Task objective:
Exactly reproduce each line of the listing that follows.

Records provided:
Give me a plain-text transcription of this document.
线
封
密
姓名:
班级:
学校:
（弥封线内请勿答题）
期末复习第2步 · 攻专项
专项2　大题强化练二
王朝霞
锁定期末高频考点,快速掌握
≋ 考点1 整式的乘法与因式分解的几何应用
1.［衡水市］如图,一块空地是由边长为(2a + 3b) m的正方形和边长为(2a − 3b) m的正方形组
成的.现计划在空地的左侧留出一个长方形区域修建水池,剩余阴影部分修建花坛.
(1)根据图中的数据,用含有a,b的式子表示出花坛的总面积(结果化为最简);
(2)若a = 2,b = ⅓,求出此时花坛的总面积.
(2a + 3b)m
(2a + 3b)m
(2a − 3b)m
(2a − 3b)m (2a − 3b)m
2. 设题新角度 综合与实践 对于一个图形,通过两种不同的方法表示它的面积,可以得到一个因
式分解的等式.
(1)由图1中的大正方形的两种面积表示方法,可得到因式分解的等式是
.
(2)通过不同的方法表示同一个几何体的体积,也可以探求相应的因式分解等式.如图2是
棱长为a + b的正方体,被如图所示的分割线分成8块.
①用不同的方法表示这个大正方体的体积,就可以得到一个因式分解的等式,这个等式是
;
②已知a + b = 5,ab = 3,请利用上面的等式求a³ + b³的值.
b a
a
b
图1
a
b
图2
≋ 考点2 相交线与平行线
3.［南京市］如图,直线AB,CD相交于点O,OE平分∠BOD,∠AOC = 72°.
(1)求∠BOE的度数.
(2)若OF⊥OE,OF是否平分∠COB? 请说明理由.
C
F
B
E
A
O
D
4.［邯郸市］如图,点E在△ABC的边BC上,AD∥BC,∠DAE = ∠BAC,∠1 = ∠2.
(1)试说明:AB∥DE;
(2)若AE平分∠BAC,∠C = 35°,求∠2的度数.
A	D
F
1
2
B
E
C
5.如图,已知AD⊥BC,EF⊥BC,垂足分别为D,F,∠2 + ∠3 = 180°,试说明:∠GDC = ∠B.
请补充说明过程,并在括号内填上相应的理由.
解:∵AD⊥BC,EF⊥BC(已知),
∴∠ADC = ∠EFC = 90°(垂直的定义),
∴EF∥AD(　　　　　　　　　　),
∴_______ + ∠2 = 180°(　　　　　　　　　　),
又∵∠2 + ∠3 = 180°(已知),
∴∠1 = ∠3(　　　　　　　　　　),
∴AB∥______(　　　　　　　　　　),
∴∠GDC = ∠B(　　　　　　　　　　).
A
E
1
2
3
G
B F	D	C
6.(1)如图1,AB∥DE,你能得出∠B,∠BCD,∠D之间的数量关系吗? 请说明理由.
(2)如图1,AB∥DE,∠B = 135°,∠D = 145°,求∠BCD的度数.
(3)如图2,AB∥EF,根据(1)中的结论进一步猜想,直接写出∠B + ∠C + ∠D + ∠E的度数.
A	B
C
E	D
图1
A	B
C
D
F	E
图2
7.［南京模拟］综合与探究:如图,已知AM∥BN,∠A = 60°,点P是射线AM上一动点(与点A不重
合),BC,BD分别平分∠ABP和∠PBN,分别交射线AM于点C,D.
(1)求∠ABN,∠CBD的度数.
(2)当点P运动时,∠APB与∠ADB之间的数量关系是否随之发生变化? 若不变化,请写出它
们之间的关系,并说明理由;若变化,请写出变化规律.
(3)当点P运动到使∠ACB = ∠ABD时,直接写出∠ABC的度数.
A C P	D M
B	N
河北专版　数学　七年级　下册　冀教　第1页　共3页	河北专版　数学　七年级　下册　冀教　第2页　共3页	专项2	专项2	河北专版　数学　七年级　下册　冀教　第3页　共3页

Task solution:
Give me a plain-text transcription of this document.
线
封
密
姓名:
班级:
学校:
（弥封线内请勿答题）
期末复习第2步 · 攻专项
专项2　大题强化练二
王朝霞
锁定期末高频考点,快速掌握
≋ 考点1 整式的乘法与因式分解的几何应用
1.［衡水市］如图,一块空地是由边长为(2a + 3b) m的正方形和边长为(2a − 3b) m的正方形组
成的.现计划在空地的左侧留出一个长方形区域修建水池,剩余阴影部分修建花坛.
(1)根据图中的数据,用含有a,b的式子表示出花坛的总面积(结果化为最简);
(2)若a = 2,b = ⅓,求出此时花坛的总面积.
(2a + 3b)m
(2a + 3b)m
(2a − 3b)m
(2a − 3b)m (2a − 3b)m
2. 设题新角度 综合与实践 对于一个图形,通过两种不同的方法表示它的面积,可以得到一个因
式分解的等式.
(1)由图1中的大正方形的两种面积表示方法,可得到因式分解的等式是
.
(2)通过不同的方法表示同一个几何体的体积,也可以探求相应的因式分解等式.如图2是
棱长为a + b的正方体,被如图所示的分割线分成8块.
①用不同的方法表示这个大正方体的体积,就可以得到一个因式分解的等式,这个等式是
;
②已知a + b = 5,ab = 3,请利用上面的等式求a³ + b³的值.
b a
a
b
图1
a
b
图2
≋ 考点2 相交线与平行线
3.［南京市］如图,直线AB,CD相交于点O,OE平分∠BOD,∠AOC = 72°.
(1)求∠BOE的度数.
(2)若OF⊥OE,OF是否平分∠COB? 请说明理由.
C
F
B
E
A
O
D
4.［邯郸市］如图,点E在△ABC的边BC上,AD∥BC,∠DAE = ∠BAC,∠1 = ∠2.
(1)试说明:AB∥DE;
(2)若AE平分∠BAC,∠C = 35°,求∠2的度数.
A	D
F
1
2
B
E
C
5.如图,已知AD⊥BC,EF⊥BC,垂足分别为D,F,∠2 + ∠3 = 180°,试说明:∠GDC = ∠B.
请补充说明过程,并在括号内填上相应的理由.
解:∵AD⊥BC,EF⊥BC(已知),
∴∠ADC = ∠EFC = 90°(垂直的定义),
∴EF∥AD(　　　　　　　　　　),
∴_______ + ∠2 = 180°(　　　　　　　　　　),
又∵∠2 + ∠3 = 180°(已知),
∴∠1 = ∠3(　　　　　　　　　　),
∴AB∥______(　　　　　　　　　　),
∴∠GDC = ∠B(　　　　　　　　　　).
A
E
1
2
3
G
B F	D	C
6.(1)如图1,AB∥DE,你能得出∠B,∠BCD,∠D之间的数量关系吗? 请说明理由.
(2)如图1,AB∥DE,∠B = 135°,∠D = 145°,求∠BCD的度数.
(3)如图2,AB∥EF,根据(1)中的结论进一步猜想,直接写出∠B + ∠C + ∠D + ∠E的度数.
A	B
C
E	D
图1
A	B
C
D
F	E
图2
7.［南京模拟］综合与探究:如图,已知AM∥BN,∠A = 60°,点P是射线AM上一动点(与点A不重
合),BC,BD分别平分∠ABP和∠PBN,分别交射线AM于点C,D.
(1)求∠ABN,∠CBD的度数.
(2)当点P运动时,∠APB与∠ADB之间的数量关系是否随之发生变化? 若不变化,请写出它
们之间的关系,并说明理由;若变化,请写出变化规律.
(3)当点P运动到使∠ACB = ∠ABD时,直接写出∠ABC的度数.
A C P	D M
B	N
河北专版　数学　七年级　下册　冀教　第1页　共3页	河北专版　数学　七年级　下册　冀教　第2页　共3页	专项2	专项2	河北专版　数学　七年级　下册　冀教　第3页　共3页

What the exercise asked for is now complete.